_Dataset content_:
★ ★ ★ ★

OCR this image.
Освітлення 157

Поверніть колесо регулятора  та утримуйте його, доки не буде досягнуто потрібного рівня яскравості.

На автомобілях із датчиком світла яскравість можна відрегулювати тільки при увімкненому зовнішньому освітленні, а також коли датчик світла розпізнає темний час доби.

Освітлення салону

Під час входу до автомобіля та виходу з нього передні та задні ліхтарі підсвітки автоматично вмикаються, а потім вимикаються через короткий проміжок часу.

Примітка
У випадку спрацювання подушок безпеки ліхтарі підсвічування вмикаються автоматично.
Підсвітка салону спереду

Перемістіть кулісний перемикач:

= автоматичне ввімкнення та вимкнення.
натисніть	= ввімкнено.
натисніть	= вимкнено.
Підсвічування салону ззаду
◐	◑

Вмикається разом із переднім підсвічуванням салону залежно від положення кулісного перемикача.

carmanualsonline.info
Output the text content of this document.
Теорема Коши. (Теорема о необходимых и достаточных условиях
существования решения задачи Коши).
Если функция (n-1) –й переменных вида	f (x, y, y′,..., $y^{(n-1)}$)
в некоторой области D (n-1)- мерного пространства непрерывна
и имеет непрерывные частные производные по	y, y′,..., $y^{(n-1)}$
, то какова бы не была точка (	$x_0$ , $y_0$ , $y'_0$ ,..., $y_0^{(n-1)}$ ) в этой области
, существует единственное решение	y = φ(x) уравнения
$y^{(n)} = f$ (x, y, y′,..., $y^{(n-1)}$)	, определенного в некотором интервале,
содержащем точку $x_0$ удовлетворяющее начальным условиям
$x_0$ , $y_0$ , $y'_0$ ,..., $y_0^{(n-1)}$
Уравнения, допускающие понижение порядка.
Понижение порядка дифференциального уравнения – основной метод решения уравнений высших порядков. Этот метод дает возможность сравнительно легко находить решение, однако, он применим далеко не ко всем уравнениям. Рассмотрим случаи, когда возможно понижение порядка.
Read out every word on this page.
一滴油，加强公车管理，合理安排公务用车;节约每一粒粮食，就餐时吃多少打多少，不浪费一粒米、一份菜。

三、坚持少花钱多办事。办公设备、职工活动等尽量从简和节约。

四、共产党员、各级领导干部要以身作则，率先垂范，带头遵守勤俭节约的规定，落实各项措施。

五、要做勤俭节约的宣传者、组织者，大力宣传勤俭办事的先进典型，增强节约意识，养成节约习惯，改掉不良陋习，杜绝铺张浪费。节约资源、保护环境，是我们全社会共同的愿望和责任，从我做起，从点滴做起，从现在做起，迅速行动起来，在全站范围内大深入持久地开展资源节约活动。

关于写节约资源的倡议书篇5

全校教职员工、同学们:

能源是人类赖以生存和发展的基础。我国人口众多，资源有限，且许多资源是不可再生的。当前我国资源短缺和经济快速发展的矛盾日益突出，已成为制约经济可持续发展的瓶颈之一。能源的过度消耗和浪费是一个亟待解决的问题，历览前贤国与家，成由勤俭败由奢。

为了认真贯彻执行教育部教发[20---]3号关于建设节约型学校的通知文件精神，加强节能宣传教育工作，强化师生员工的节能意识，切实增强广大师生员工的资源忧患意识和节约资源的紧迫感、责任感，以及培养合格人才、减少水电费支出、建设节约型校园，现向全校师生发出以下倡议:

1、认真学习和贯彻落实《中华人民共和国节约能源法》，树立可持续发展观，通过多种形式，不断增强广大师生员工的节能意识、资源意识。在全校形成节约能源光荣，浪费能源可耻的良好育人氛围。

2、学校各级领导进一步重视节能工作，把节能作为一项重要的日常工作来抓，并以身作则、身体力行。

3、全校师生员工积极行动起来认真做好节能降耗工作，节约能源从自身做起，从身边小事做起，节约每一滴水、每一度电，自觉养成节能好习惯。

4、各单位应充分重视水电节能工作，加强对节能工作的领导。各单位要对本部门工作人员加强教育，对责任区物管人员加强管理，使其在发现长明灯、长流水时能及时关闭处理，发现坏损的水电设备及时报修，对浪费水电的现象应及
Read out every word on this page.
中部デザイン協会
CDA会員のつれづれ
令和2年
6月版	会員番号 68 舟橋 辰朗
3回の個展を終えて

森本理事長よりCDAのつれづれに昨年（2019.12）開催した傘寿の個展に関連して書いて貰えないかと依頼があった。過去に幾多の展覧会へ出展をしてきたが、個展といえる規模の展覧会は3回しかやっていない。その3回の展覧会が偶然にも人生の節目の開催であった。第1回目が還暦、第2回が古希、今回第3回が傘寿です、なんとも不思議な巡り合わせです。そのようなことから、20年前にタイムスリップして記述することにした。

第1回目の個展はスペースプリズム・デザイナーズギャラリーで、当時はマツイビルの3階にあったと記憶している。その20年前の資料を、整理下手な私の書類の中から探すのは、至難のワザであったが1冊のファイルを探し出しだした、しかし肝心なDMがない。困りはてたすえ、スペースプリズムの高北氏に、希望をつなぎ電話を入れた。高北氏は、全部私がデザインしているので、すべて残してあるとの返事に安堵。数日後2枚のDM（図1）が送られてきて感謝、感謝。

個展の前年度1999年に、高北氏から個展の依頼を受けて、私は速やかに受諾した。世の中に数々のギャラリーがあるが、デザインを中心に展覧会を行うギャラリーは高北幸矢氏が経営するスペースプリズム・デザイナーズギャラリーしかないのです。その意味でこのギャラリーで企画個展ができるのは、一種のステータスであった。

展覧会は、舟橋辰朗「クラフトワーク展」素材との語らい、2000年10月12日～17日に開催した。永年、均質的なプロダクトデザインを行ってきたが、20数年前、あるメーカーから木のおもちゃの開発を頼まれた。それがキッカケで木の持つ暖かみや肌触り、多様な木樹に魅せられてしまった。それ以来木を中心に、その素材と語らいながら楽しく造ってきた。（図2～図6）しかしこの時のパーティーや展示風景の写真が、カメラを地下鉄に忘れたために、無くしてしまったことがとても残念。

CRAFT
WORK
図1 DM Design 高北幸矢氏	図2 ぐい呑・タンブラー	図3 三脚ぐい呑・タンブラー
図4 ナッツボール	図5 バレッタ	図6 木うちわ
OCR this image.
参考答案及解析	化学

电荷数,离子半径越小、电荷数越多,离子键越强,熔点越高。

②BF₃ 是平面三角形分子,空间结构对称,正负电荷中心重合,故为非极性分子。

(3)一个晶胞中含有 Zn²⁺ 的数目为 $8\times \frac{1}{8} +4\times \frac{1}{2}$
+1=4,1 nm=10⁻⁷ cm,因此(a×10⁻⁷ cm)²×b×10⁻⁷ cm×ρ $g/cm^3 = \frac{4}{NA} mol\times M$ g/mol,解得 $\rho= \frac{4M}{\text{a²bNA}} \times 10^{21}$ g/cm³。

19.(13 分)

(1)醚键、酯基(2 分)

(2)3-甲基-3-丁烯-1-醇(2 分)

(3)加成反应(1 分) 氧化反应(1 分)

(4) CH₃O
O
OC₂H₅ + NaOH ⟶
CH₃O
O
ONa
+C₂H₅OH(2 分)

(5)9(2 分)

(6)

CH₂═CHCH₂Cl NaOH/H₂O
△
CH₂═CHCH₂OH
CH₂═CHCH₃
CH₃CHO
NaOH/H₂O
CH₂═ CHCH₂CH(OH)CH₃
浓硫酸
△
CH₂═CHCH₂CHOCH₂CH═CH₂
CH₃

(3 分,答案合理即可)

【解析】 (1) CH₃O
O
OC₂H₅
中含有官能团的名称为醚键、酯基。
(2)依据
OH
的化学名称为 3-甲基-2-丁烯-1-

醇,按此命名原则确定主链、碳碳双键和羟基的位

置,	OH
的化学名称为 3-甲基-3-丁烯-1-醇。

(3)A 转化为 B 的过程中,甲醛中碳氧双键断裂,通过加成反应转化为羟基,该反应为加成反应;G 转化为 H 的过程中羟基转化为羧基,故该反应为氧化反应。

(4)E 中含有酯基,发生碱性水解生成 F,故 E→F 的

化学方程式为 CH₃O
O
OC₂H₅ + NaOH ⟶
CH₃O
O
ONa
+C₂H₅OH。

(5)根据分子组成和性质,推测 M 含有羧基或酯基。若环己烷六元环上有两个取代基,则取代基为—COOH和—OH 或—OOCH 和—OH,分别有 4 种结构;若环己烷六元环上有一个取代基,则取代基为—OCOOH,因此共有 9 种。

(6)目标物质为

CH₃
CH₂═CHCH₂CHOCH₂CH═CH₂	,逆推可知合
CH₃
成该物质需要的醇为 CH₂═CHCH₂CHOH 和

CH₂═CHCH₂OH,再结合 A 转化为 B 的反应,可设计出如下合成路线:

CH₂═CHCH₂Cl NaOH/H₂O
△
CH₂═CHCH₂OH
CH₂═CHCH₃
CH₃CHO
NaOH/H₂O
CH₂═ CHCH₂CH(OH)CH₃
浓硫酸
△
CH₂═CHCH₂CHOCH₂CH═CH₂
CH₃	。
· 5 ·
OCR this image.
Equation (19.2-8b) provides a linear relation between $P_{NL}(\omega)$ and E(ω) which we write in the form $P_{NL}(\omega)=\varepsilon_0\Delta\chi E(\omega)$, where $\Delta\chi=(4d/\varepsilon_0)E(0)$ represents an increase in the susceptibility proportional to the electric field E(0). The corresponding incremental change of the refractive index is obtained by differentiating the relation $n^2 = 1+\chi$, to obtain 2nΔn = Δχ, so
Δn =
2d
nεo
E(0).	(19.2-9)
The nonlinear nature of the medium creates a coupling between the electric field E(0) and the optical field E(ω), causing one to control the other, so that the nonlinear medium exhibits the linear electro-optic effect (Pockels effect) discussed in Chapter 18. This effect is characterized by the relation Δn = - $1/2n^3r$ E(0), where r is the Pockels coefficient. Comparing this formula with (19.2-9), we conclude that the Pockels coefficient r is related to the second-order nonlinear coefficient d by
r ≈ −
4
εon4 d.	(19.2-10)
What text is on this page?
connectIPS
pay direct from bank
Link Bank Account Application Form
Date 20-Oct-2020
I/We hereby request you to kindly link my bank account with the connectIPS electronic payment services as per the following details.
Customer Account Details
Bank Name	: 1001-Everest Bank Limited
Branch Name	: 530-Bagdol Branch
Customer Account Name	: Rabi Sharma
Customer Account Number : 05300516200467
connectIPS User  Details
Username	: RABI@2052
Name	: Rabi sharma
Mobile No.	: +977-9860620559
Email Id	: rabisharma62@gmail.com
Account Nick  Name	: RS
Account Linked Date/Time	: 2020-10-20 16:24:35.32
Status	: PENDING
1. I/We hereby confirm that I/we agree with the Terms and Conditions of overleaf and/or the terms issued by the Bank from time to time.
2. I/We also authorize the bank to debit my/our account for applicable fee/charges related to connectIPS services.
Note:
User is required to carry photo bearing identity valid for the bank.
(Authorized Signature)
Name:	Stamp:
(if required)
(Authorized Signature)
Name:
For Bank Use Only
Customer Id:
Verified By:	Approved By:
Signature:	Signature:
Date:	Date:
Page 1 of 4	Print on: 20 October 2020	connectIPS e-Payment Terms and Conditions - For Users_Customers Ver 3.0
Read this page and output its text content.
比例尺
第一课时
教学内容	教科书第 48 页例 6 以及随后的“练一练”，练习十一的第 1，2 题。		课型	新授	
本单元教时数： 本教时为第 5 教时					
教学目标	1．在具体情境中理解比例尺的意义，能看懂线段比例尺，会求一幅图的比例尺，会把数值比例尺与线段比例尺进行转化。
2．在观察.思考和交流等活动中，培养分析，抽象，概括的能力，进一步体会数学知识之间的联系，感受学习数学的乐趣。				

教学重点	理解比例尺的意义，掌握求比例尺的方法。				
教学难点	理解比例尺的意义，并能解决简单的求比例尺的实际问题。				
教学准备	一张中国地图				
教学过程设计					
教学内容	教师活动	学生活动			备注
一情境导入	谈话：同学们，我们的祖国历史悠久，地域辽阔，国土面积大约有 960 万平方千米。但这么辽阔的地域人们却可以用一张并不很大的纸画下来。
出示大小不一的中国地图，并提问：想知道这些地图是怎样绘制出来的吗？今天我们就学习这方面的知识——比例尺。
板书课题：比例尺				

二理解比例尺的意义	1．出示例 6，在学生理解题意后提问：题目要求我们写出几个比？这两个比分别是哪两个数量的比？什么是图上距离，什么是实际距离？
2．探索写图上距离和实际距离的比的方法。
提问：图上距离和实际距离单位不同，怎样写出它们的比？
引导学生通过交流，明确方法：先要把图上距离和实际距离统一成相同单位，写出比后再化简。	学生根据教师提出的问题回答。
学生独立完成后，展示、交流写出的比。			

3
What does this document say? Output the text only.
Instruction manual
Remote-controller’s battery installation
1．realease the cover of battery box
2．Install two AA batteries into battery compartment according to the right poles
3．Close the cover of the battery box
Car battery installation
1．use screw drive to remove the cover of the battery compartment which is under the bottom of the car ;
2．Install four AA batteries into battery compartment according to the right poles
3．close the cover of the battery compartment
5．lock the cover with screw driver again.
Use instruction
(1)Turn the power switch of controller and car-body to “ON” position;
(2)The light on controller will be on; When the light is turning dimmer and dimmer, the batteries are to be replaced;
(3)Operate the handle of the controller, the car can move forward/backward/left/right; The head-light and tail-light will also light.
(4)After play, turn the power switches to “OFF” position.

★ ★ ★ ★

_Goal_: List each line of the records that holds the string "text".

_Problem solution_:
Output the text content of this document.
+1=4,1 nm=10⁻⁷ cm,因此(a×10⁻⁷ cm)²×b×10⁻⁷ cm×ρ $g/cm^3 = \frac{4}{NA} mol\times M$ g/mol,解得 $\rho= \frac{4M}{\text{a²bNA}} \times 10^{21}$ g/cm³。
What text is on this page?
Read this page and output its text content.
What does this document say? Output the text only.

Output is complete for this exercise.